Problem statement
Determine the number of lines in these entries that hold the word "必须坚持人民至上". Give the number and nothing more.

::: Data section :::

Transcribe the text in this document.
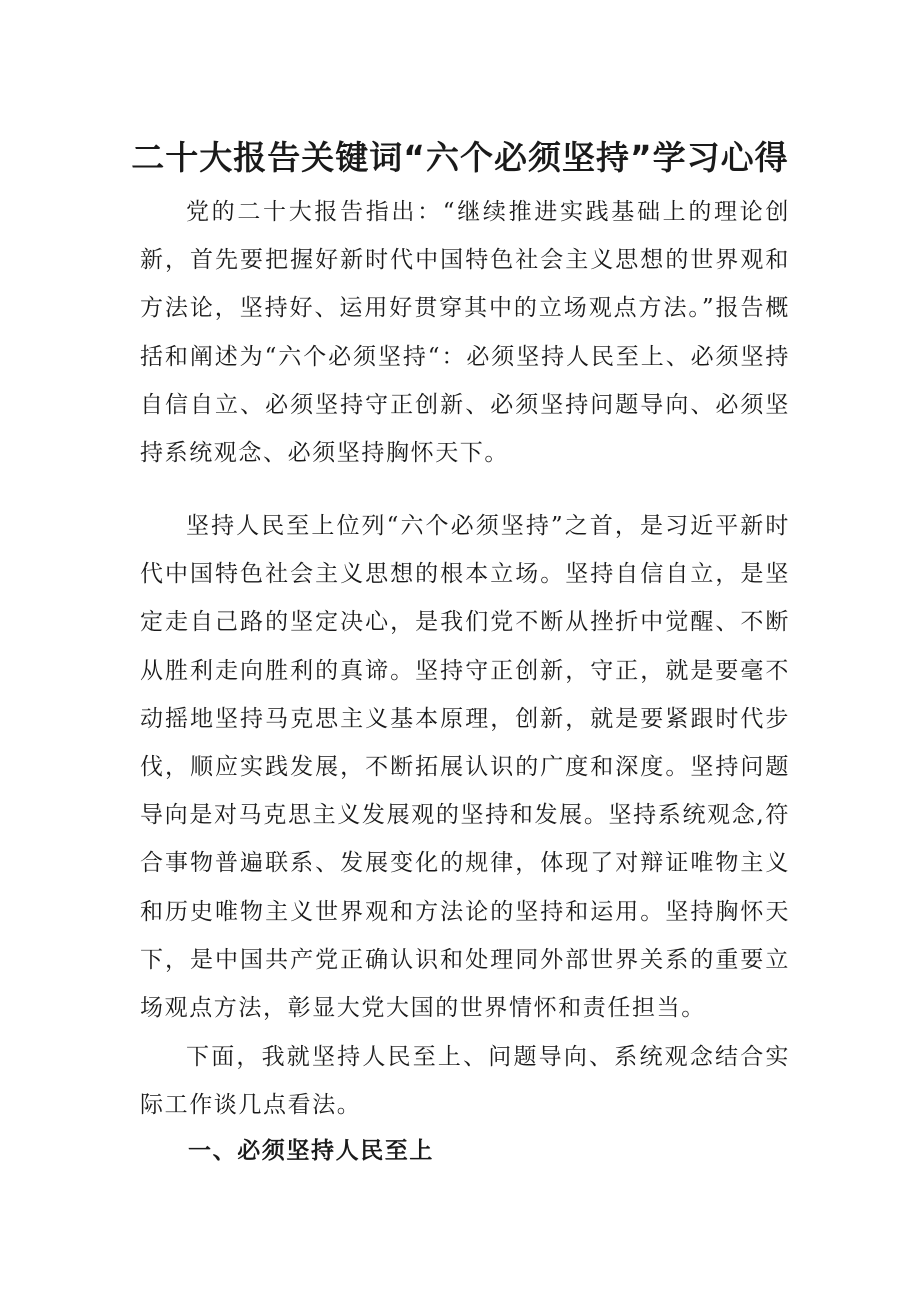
二十大报告关键词“六个必须坚持”学习心得

党的二十大报告指出：“继续推进实践基础上的理论创新，首先要把握好新时代中国特色社会主义思想的世界观和方法论，坚持好、运用好贯穿其中的立场观点方法。”报告概括和阐述为“六个必须坚持“：必须坚持人民至上、必须坚持自信自立、必须坚持守正创新、必须坚持问题导向、必须坚持系统观念、必须坚持胸怀天下。

坚持人民至上位列“六个必须坚持”之首，是习近平新时代中国特色社会主义思想的根本立场。坚持自信自立，是坚定走自己路的坚定决心，是我们党不断从挫折中觉醒、不断从胜利走向胜利的真谛。坚持守正创新，守正，就是要毫不动摇地坚持马克思主义基本原理，创新，就是要紧跟时代步伐，顺应实践发展，不断拓展认识的广度和深度。坚持问题导向是对马克思主义发展观的坚持和发展。坚持系统观念,符合事物普遍联系、发展变化的规律，体现了对辩证唯物主义和历史唯物主义世界观和方法论的坚持和运用。坚持胸怀天下，是中国共产党正确认识和处理同外部世界关系的重要立场观点方法，彰显大党大国的世界情怀和责任担当。

下面，我就坚持人民至上、问题导向、系统观念结合实际工作谈几点看法。

一、必须坚持人民至上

:::

Result of this task
2